UDOSTĘPNIONY FRAGMENT —

━━━━━━━━━━━━━━━━━━━━━━━━━━━━━━

Metamorfoza Greka wbrew pozorom następowała stopniowo. Pierwszym etapem było podjęcie się odszukania Ligii i przeniknięcie do świata chrześcijan, gdzie dokładniej poznał ich naukę. Aby być bardziej wiarygodnym przyjął nawet pozorny chrzest. „I za kilka dni będę najgorliwszym z gorliwych, aby mnie przypuścili do wszystkich swych tajemnic”- mówił. Zrobił to wszystko tylko dla własnej korzyści, ponieważ wiedział, że im więcej informacji dostarczy Winicjuszowi, tym więcej dostanie pieniędzy. Jednak mimo fałszywych zamiarów wobec chrześcijan zauważył, że nieprawdą są plotki, jakie krążą w Rzymie na ich temat. Z pewnym zdziwieniem opowiadał, że nie dostrzegł nigdy, by oddawali się rozpuście, zatruwali studnie i fontanny, by byli nieprzyjaciółmi rodzaju ludzkiego, czcili osła lub karmili się mięsem dzieci. Spostrzegł również, że muszą to być dobrzy ludzie skoro z takim trudem udało mu się namówić Ursusa do zabójstwa Glauka. „Jacyś dobrzy ludzie ci chrześcijanie, a tak źle o nich mówią!”.
Chilon, chociaż otrzymał przebaczenie od Glauka i Ursusa, nie zrozumiał nauki chrześcijan i nie zmienił swojego postępowania. „Wierny” Winicjuszowi przyniósł mu kolejne wiadomości o Ligii i sugerował jej kolejne porwanie. To bardzo rozdrażniło Marka, gdyż był on w trakcie swej przemiany wewnętrznej i obiecał, że nie skrzywdzi już swej ukochanej, dlatego kazał wychłostać Greka. Upokorzony przez patrycjusza Chilo nie wybacza mu krzywdy, natomiast poprzysięga zemstę i cierpliwie czeka, by była najdotkliwsza.
Po pożarze Rzymu Neron i jego podwładni szukając kozła ofiarnego, winę zrzucają na chrześcijan. Znajdują sojusznika w mściwym Chilonie. Grek wydaje chrześcijan i wskazuje miejsca ich schronienia, nie zapomina dodać, że wyznawcami tej wiary jest Winicjusz i Ligia. Dzięki przysłudze oddanej cezarowi stał się bogaty i szanowany. Te wydarzenia ukazują Chilona jako kłamcę, zdrajcę i donosiciela, na którego nauka Chrystusa nie wywarła widocznego wpływu.

━━━━━━━━━━━━━━━━━━━━━━━━━━━━━━

DO WYKONANIA —
[1] W jednym do trzech zdań wyjaśnij na podstawie tekstu o Chilonie, dlaczego Marek kazał wychłostać Greka.
[2] Skopiuj z tekstu o Chilonie dokładnie część między słowami „Po pożarze Rzymu” a „wywarła widocznego wpływu.”, łącznie z nimi.

━━━━━━━━━━━━━━━━━━━━━━━━━━━━━━

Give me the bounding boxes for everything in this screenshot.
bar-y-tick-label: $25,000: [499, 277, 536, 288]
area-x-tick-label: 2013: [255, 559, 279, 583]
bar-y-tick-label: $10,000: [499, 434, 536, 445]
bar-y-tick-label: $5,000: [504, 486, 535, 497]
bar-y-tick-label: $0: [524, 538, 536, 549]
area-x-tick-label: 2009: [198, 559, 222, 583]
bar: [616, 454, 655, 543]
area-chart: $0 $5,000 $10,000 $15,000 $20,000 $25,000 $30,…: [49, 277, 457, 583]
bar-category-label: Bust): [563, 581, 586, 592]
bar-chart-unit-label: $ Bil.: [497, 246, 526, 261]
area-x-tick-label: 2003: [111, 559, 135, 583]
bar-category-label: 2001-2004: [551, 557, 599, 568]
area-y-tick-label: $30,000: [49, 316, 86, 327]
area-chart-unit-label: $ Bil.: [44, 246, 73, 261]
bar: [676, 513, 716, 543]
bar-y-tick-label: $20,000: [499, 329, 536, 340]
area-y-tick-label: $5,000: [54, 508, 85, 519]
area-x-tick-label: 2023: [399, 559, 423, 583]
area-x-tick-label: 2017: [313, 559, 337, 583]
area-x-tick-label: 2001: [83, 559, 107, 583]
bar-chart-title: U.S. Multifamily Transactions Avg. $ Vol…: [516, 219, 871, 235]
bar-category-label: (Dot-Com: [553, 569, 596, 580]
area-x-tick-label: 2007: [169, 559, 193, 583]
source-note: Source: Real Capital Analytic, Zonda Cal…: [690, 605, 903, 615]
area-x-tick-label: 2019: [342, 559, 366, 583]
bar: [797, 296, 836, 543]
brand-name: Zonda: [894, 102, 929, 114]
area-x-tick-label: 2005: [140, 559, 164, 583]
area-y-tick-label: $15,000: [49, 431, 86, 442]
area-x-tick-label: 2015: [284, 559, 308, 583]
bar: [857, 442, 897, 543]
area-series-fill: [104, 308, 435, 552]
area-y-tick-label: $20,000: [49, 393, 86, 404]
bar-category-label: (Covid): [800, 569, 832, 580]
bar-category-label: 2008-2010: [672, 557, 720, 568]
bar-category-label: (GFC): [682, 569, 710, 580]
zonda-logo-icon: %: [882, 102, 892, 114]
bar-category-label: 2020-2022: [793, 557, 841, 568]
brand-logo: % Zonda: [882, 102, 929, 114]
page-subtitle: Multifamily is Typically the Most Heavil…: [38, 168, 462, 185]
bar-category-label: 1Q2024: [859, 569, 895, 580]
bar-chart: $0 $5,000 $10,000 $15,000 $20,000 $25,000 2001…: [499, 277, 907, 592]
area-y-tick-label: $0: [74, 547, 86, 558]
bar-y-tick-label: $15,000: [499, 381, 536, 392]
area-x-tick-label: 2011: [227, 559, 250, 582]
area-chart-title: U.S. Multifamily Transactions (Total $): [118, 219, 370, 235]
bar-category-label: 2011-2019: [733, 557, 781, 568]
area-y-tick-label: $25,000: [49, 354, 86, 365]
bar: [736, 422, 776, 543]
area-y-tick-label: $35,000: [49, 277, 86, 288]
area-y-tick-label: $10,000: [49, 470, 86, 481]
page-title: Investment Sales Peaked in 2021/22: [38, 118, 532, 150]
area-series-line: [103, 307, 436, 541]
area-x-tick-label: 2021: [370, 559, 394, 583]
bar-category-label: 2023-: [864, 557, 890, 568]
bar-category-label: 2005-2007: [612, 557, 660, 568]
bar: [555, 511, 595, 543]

━━━━━━━━━━━━━━━━━━━━━━━━━━━━━━

ODPOWIEDZI DO ZADAŃ —
[1] Chilon przyniósł Markowi wiadomości o Ligii i podsunął pomysł ponownego porwania jej, co bardzo Marka rozdrażniło. Marek przechodził wtedy wewnętrzną przemianę i obiecał, że nie skrzywdzi już ukochanej, dlatego kazał Chilona wychłostać.

[2]
Po pożarze Rzymu Neron i jego podwładni szukając kozła ofiarnego, winę zrzucają na chrześcijan. Znajdują sojusznika w mściwym Chilonie. Grek wydaje chrześcijan i wskazuje miejsca ich schronienia, nie zapomina dodać, że wyznawcami tej wiary jest Winicjusz i Ligia. Dzięki przysłudze oddanej cezarowi stał się bogaty i szanowany. Te wydarzenia ukazują Chilona jako kłamcę, zdrajcę i donosiciela, na którego nauka Chrystusa nie wywarła widocznego wpływu.